Work to complete: Copy the lines that follow, keeping every character the same.

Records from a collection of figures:
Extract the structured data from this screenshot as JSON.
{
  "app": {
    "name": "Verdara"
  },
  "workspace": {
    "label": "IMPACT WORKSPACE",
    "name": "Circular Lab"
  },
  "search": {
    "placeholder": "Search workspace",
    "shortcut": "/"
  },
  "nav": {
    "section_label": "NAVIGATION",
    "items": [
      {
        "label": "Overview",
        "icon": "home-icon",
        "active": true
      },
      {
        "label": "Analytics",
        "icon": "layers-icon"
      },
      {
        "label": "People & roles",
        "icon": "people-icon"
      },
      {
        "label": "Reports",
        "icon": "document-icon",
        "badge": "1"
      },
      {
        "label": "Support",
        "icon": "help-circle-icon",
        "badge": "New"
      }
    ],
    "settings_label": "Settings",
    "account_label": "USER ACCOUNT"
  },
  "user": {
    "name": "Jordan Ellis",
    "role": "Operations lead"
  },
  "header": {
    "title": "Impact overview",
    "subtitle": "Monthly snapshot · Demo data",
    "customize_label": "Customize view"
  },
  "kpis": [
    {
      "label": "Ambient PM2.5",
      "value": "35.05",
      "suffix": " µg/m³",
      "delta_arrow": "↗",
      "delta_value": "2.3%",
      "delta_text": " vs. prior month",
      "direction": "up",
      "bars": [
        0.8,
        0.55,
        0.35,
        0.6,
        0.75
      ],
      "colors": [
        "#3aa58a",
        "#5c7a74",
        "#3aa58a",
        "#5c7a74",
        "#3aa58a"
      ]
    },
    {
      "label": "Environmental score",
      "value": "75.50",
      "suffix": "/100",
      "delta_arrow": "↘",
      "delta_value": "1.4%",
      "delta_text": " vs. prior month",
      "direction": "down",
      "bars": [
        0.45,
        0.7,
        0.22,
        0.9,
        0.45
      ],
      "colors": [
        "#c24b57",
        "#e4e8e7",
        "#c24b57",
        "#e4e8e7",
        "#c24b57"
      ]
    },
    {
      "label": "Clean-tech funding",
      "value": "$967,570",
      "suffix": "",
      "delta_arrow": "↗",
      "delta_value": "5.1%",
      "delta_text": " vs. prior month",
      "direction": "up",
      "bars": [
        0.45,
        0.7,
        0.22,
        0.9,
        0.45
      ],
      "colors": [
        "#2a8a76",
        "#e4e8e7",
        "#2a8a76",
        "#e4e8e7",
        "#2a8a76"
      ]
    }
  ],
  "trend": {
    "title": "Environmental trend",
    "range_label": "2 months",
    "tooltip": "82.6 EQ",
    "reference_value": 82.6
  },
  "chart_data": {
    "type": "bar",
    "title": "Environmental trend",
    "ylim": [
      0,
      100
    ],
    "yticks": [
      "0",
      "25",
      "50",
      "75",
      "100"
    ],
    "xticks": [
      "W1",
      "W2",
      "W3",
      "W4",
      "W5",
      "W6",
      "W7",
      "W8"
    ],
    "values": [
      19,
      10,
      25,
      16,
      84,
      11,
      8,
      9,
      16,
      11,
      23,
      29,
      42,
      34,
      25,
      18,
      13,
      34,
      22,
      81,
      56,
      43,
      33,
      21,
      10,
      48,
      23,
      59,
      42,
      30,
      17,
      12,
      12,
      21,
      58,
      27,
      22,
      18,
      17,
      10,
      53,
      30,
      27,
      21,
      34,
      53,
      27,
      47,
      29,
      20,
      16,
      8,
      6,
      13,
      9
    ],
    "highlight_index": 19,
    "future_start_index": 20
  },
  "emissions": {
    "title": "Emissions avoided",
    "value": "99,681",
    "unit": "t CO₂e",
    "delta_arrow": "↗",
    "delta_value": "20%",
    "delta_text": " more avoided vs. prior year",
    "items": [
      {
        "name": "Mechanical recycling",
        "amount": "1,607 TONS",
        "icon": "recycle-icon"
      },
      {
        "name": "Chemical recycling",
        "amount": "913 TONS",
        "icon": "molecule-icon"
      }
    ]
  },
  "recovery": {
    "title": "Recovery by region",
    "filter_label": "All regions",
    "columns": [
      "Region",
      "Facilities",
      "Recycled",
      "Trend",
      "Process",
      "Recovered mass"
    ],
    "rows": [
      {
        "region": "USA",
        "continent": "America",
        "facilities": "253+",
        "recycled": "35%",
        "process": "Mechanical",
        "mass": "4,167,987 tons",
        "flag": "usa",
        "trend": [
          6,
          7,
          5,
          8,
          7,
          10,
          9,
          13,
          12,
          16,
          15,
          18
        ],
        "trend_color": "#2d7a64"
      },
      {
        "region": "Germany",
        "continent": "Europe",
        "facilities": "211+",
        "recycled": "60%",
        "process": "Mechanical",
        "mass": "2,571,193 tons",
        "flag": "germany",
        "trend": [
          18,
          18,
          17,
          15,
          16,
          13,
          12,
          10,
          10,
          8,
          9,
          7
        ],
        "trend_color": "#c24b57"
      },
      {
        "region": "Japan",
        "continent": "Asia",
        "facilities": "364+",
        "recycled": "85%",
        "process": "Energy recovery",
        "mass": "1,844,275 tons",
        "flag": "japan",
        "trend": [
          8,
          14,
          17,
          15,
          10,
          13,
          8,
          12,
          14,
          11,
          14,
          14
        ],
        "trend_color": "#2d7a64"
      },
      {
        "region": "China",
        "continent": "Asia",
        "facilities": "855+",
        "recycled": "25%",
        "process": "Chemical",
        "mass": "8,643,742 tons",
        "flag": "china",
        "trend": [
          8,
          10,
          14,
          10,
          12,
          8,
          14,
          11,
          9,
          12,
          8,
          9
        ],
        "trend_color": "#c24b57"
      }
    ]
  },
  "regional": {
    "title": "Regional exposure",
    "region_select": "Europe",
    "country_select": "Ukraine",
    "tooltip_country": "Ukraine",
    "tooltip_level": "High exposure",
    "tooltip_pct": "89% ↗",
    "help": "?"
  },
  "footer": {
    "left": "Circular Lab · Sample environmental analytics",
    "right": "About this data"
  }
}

Output for this exercise:
Extract the structured data from this screenshot as JSON.
{
  "app": {
    "name": "Verdara"
  },
  "workspace": {
    "label": "IMPACT WORKSPACE",
    "name": "Circular Lab"
  },
  "search": {
    "placeholder": "Search workspace",
    "shortcut": "/"
  },
  "nav": {
    "section_label": "NAVIGATION",
    "items": [
      {
        "label": "Overview",
        "icon": "home-icon",
        "active": true
      },
      {
        "label": "Analytics",
        "icon": "layers-icon"
      },
      {
        "label": "People & roles",
        "icon": "people-icon"
      },
      {
        "label": "Reports",
        "icon": "document-icon",
        "badge": "1"
      },
      {
        "label": "Support",
        "icon": "help-circle-icon",
        "badge": "New"
      }
    ],
    "settings_label": "Settings",
    "account_label": "USER ACCOUNT"
  },
  "user": {
    "name": "Jordan Ellis",
    "role": "Operations lead"
  },
  "header": {
    "title": "Impact overview",
    "subtitle": "Monthly snapshot · Demo data",
    "customize_label": "Customize view"
  },
  "kpis": [
    {
      "label": "Ambient PM2.5",
      "value": "35.05",
      "suffix": " µg/m³",
      "delta_arrow": "↗",
      "delta_value": "2.3%",
      "delta_text": " vs. prior month",
      "direction": "up",
      "bars": [
        0.8,
        0.55,
        0.35,
        0.6,
        0.75
      ],
      "colors": [
        "#3aa58a",
        "#5c7a74",
        "#3aa58a",
        "#5c7a74",
        "#3aa58a"
      ]
    },
    {
      "label": "Environmental score",
      "value": "75.50",
      "suffix": "/100",
      "delta_arrow": "↘",
      "delta_value": "1.4%",
      "delta_text": " vs. prior month",
      "direction": "down",
      "bars": [
        0.45,
        0.7,
        0.22,
        0.9,
        0.45
      ],
      "colors": [
        "#c24b57",
        "#e4e8e7",
        "#c24b57",
        "#e4e8e7",
        "#c24b57"
      ]
    },
    {
      "label": "Clean-tech funding",
      "value": "$967,570",
      "suffix": "",
      "delta_arrow": "↗",
      "delta_value": "5.1%",
      "delta_text": " vs. prior month",
      "direction": "up",
      "bars": [
        0.45,
        0.7,
        0.22,
        0.9,
        0.45
      ],
      "colors": [
        "#2a8a76",
        "#e4e8e7",
        "#2a8a76",
        "#e4e8e7",
        "#2a8a76"
      ]
    }
  ],
  "trend": {
    "title": "Environmental trend",
    "range_label": "2 months",
    "tooltip": "82.6 EQ",
    "reference_value": 82.6
  },
  "chart_data": {
    "type": "bar",
    "title": "Environmental trend",
    "ylim": [
      0,
      100
    ],
    "yticks": [
      "0",
      "25",
      "50",
      "75",
      "100"
    ],
    "xticks": [
      "W1",
      "W2",
      "W3",
      "W4",
      "W5",
      "W6",
      "W7",
      "W8"
    ],
    "values": [
      19,
      10,
      25,
      16,
      84,
      11,
      8,
      9,
      16,
      11,
      23,
      29,
      42,
      34,
      25,
      18,
      13,
      34,
      22,
      81,
      56,
      43,
      33,
      21,
      10,
      48,
      23,
      59,
      42,
      30,
      17,
      12,
      12,
      21,
      58,
      27,
      22,
      18,
      17,
      10,
      53,
      30,
      27,
      21,
      34,
      53,
      27,
      47,
      29,
      20,
      16,
      8,
      6,
      13,
      9
    ],
    "highlight_index": 19,
    "future_start_index": 20
  },
  "emissions": {
    "title": "Emissions avoided",
    "value": "99,681",
    "unit": "t CO₂e",
    "delta_arrow": "↗",
    "delta_value": "20%",
    "delta_text": " more avoided vs. prior year",
    "items": [
      {
        "name": "Mechanical recycling",
        "amount": "1,607 TONS",
        "icon": "recycle-icon"
      },
      {
        "name": "Chemical recycling",
        "amount": "913 TONS",
        "icon": "molecule-icon"
      }
    ]
  },
  "recovery": {
    "title": "Recovery by region",
    "filter_label": "All regions",
    "columns": [
      "Region",
      "Facilities",
      "Recycled",
      "Trend",
      "Process",
      "Recovered mass"
    ],
    "rows": [
      {
        "region": "USA",
        "continent": "America",
        "facilities": "253+",
        "recycled": "35%",
        "process": "Mechanical",
        "mass": "4,167,987 tons",
        "flag": "usa",
        "trend": [
          6,
          7,
          5,
          8,
          7,
          10,
          9,
          13,
          12,
          16,
          15,
          18
        ],
        "trend_color": "#2d7a64"
      },
      {
        "region": "Germany",
        "continent": "Europe",
        "facilities": "211+",
        "recycled": "60%",
        "process": "Mechanical",
        "mass": "2,571,193 tons",
        "flag": "germany",
        "trend": [
          18,
          18,
          17,
          15,
          16,
          13,
          12,
          10,
          10,
          8,
          9,
          7
        ],
        "trend_color": "#c24b57"
      },
      {
        "region": "Japan",
        "continent": "Asia",
        "facilities": "364+",
        "recycled": "85%",
        "process": "Energy recovery",
        "mass": "1,844,275 tons",
        "flag": "japan",
        "trend": [
          8,
          14,
          17,
          15,
          10,
          13,
          8,
          12,
          14,
          11,
          14,
          14
        ],
        "trend_color": "#2d7a64"
      },
      {
        "region": "China",
        "continent": "Asia",
        "facilities": "855+",
        "recycled": "25%",
        "process": "Chemical",
        "mass": "8,643,742 tons",
        "flag": "china",
        "trend": [
          8,
          10,
          14,
          10,
          12,
          8,
          14,
          11,
          9,
          12,
          8,
          9
        ],
        "trend_color": "#c24b57"
      }
    ]
  },
  "regional": {
    "title": "Regional exposure",
    "region_select": "Europe",
    "country_select": "Ukraine",
    "tooltip_country": "Ukraine",
    "tooltip_level": "High exposure",
    "tooltip_pct": "89% ↗",
    "help": "?"
  },
  "footer": {
    "left": "Circular Lab · Sample environmental analytics",
    "right": "About this data"
  }
}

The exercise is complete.